[Dataset items]
______

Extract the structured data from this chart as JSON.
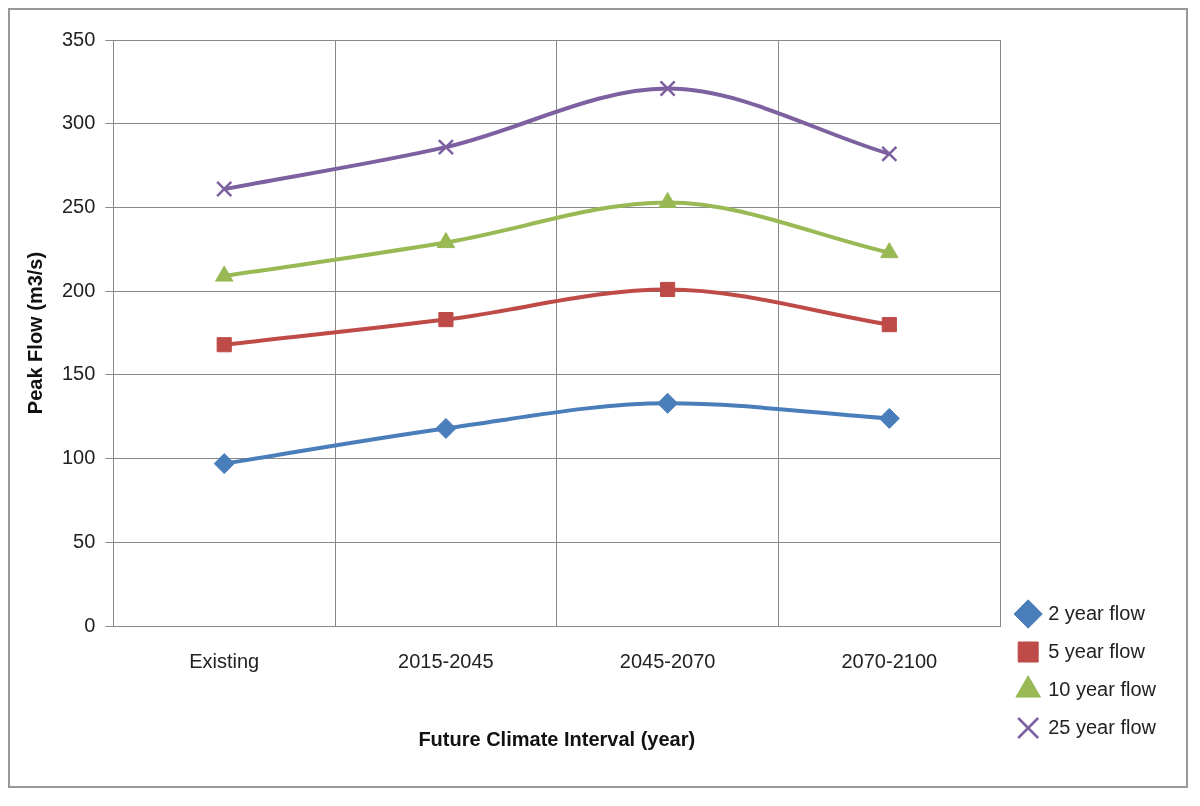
{
  "chart_data": {
    "type": "line",
    "xlabel": "Future Climate Interval (year)",
    "ylabel": "Peak Flow (m3/s)",
    "categories": [
      "Existing",
      "2015-2045",
      "2045-2070",
      "2070-2100"
    ],
    "series": [
      {
        "name": "2 year flow",
        "color": "#4a7ebb",
        "marker": "diamond",
        "values": [
          97,
          118,
          133,
          124
        ]
      },
      {
        "name": "5 year flow",
        "color": "#be4b48",
        "marker": "square",
        "values": [
          168,
          183,
          201,
          180
        ]
      },
      {
        "name": "10 year flow",
        "color": "#98b954",
        "marker": "triangle",
        "values": [
          209,
          229,
          253,
          223
        ]
      },
      {
        "name": "25 year flow",
        "color": "#7d60a0",
        "marker": "cross",
        "values": [
          261,
          286,
          321,
          282
        ]
      }
    ],
    "ylim": [
      0,
      350
    ],
    "yticks": [
      0,
      50,
      100,
      150,
      200,
      250,
      300,
      350
    ],
    "grid": true,
    "legend": "right",
    "line_style": "solid"
  }
}
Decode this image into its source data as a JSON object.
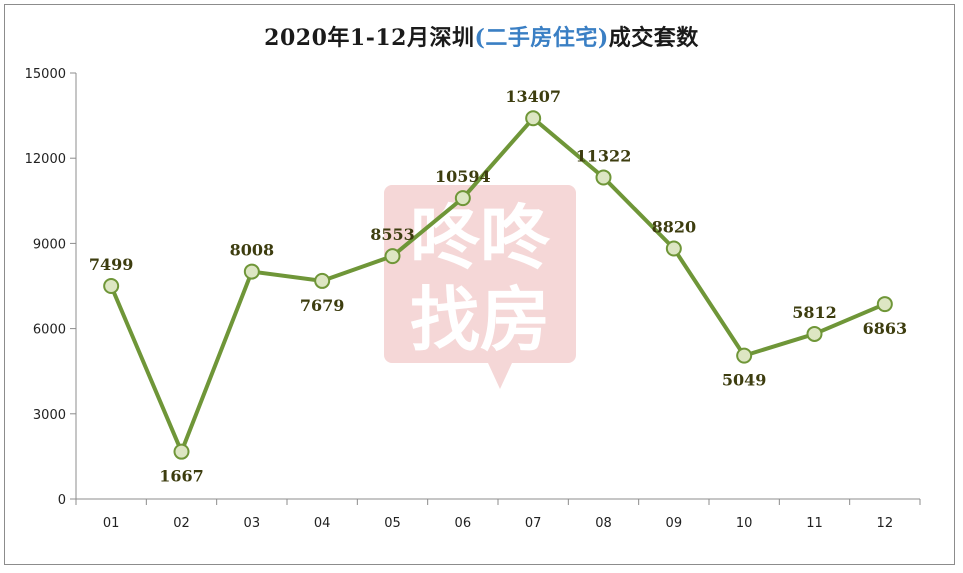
{
  "chart_data": {
    "type": "line",
    "title_parts": {
      "prefix": "2020年1-12月深圳",
      "highlight": "(二手房住宅)",
      "suffix": "成交套数"
    },
    "categories": [
      "01",
      "02",
      "03",
      "04",
      "05",
      "06",
      "07",
      "08",
      "09",
      "10",
      "11",
      "12"
    ],
    "series": [
      {
        "values": [
          7499,
          1667,
          8008,
          7679,
          8553,
          10594,
          13407,
          11322,
          8820,
          5049,
          5812,
          6863
        ]
      }
    ],
    "ylim": [
      0,
      15000
    ],
    "yticks": [
      0,
      3000,
      6000,
      9000,
      12000,
      15000
    ],
    "xlabel": "",
    "ylabel": "",
    "grid": false,
    "data_labels": true,
    "colors": {
      "line": "#6f9638",
      "marker_fill": "#dde6c3",
      "marker_stroke": "#6f9638",
      "label": "#3d3d0f",
      "title_highlight": "#3a7fc4"
    }
  },
  "watermark": {
    "text_line1": "咚咚",
    "text_line2": "找房",
    "color": "#f2c9c9"
  }
}
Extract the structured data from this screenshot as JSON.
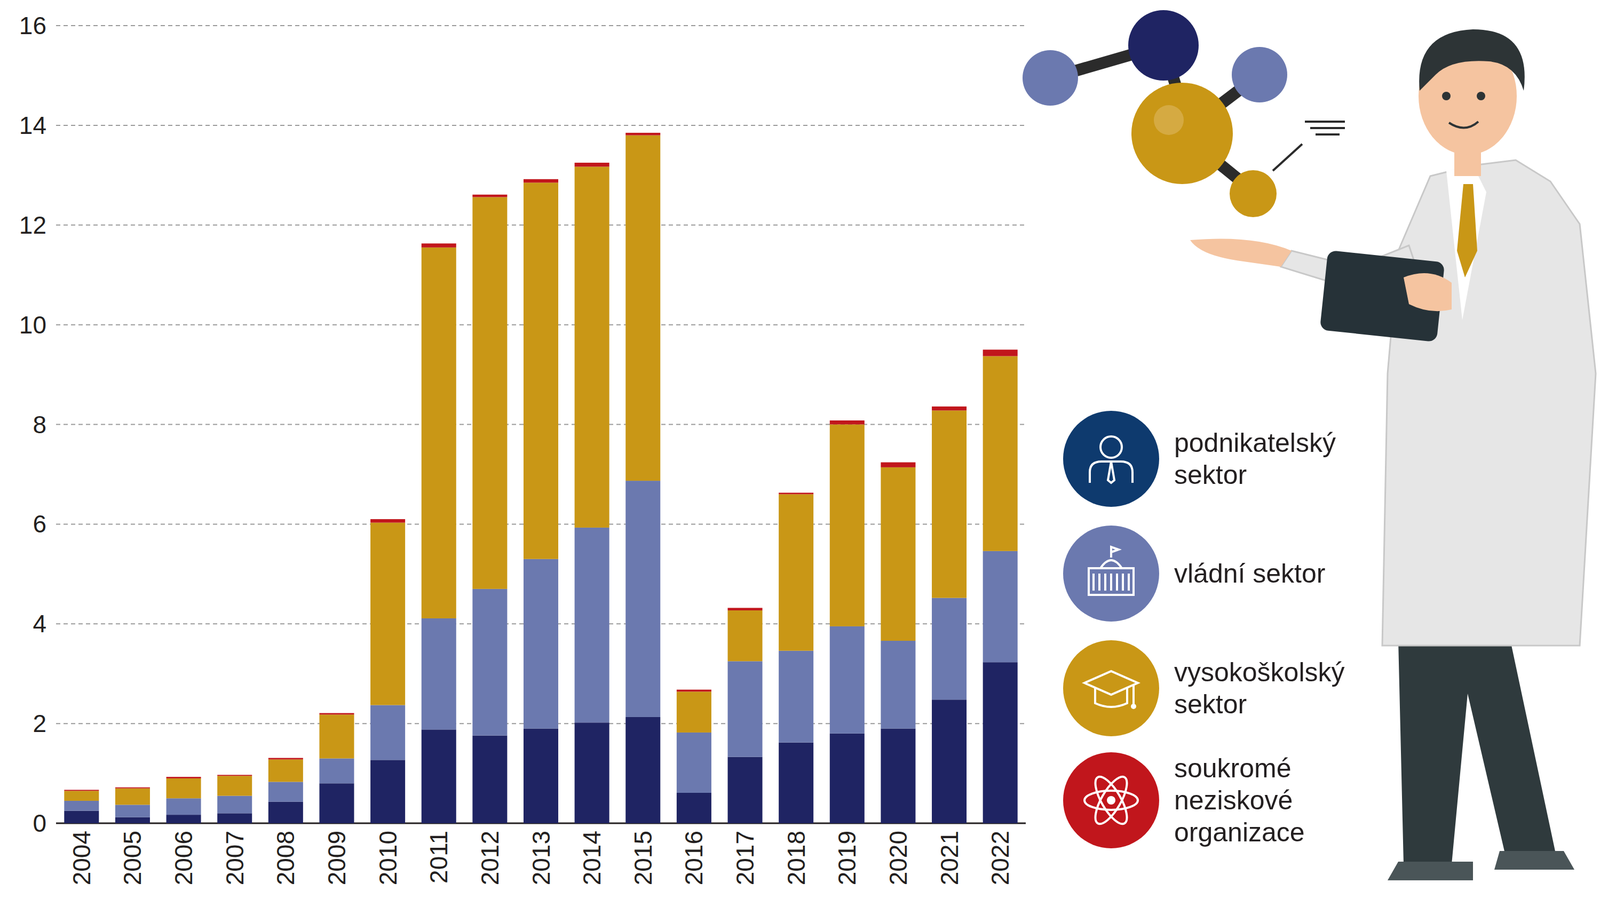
{
  "chart_data": {
    "type": "bar",
    "stacked": true,
    "grid": true,
    "legend": "right",
    "categories": [
      "2004",
      "2005",
      "2006",
      "2007",
      "2008",
      "2009",
      "2010",
      "2011",
      "2012",
      "2013",
      "2014",
      "2015",
      "2016",
      "2017",
      "2018",
      "2019",
      "2020",
      "2021",
      "2022"
    ],
    "ylim": [
      0,
      16
    ],
    "yticks": [
      0,
      2,
      4,
      6,
      8,
      10,
      12,
      14,
      16
    ],
    "series": [
      {
        "name": "podnikatelský sektor",
        "color": "#1f2463",
        "values": [
          0.25,
          0.12,
          0.17,
          0.2,
          0.43,
          0.8,
          1.27,
          1.88,
          1.76,
          1.9,
          2.02,
          2.13,
          0.61,
          1.33,
          1.62,
          1.8,
          1.9,
          2.48,
          3.23
        ]
      },
      {
        "name": "vládní sektor",
        "color": "#6b79af",
        "values": [
          0.2,
          0.25,
          0.33,
          0.35,
          0.4,
          0.5,
          1.1,
          2.23,
          2.94,
          3.4,
          3.91,
          4.74,
          1.21,
          1.92,
          1.84,
          2.15,
          1.76,
          2.04,
          2.23
        ]
      },
      {
        "name": "vysokoškolský sektor",
        "color": "#c99716",
        "values": [
          0.2,
          0.33,
          0.4,
          0.4,
          0.45,
          0.88,
          3.66,
          7.44,
          7.86,
          7.55,
          7.24,
          6.93,
          0.82,
          1.02,
          3.14,
          4.05,
          3.48,
          3.76,
          3.91
        ]
      },
      {
        "name": "soukromé neziskové organizace",
        "color": "#c1161c",
        "values": [
          0.02,
          0.02,
          0.03,
          0.02,
          0.03,
          0.03,
          0.07,
          0.08,
          0.05,
          0.07,
          0.08,
          0.05,
          0.04,
          0.05,
          0.03,
          0.08,
          0.1,
          0.08,
          0.13
        ]
      }
    ]
  }
}
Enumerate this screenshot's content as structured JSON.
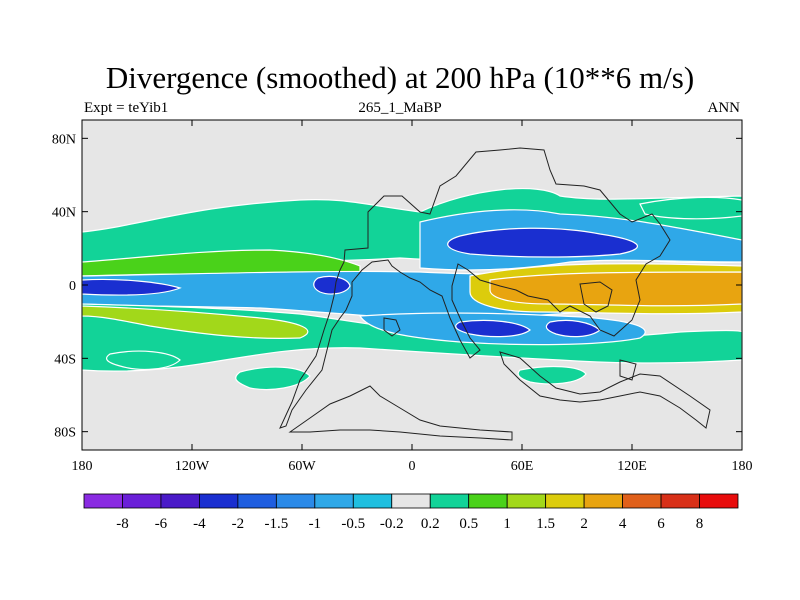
{
  "chart_data": {
    "type": "heatmap",
    "title": "Divergence (smoothed) at 200 hPa (10**6 m/s)",
    "subtitle_left": "Expt = teYib1",
    "subtitle_center": "265_1_MaBP",
    "subtitle_right": "ANN",
    "x_tick_labels": [
      "180",
      "120W",
      "60W",
      "0",
      "60E",
      "120E",
      "180"
    ],
    "x_tick_values": [
      -180,
      -120,
      -60,
      0,
      60,
      120,
      180
    ],
    "y_tick_labels": [
      "80N",
      "40N",
      "0",
      "40S",
      "80S"
    ],
    "y_tick_values": [
      80,
      40,
      0,
      -40,
      -80
    ],
    "xlim": [
      -180,
      180
    ],
    "ylim": [
      -90,
      90
    ],
    "colorbar": {
      "level_labels": [
        "-8",
        "-6",
        "-4",
        "-2",
        "-1.5",
        "-1",
        "-0.5",
        "-0.2",
        "0.2",
        "0.5",
        "1",
        "1.5",
        "2",
        "4",
        "6",
        "8"
      ],
      "colors": [
        "#8a2be2",
        "#6a1fd8",
        "#4a1ac8",
        "#1a2fd0",
        "#1f5ee0",
        "#2b8ae8",
        "#2fa8e8",
        "#1fbfe0",
        "#e6e6e6",
        "#12d398",
        "#4ad21a",
        "#a2d81a",
        "#dccc0c",
        "#e8a410",
        "#e0601a",
        "#d83018",
        "#e80c0c"
      ]
    },
    "fields": {
      "background": "#e6e6e6",
      "nh_green_band": "#12d398",
      "blue_band": "#2fa8e8",
      "dark_blue_core": "#1a2fd0",
      "orange_core": "#e8a410",
      "yellow_green": "#a2d81a",
      "light_green": "#4ad21a"
    }
  }
}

______

> [Objective]: List the lines of the material in which the word "structured" occurs.

> [Task solution]:
Extract the structured data from this chart as JSON.
Extract the structured data from this screenshot as JSON.
Enumerate this screenshot's content as structured JSON.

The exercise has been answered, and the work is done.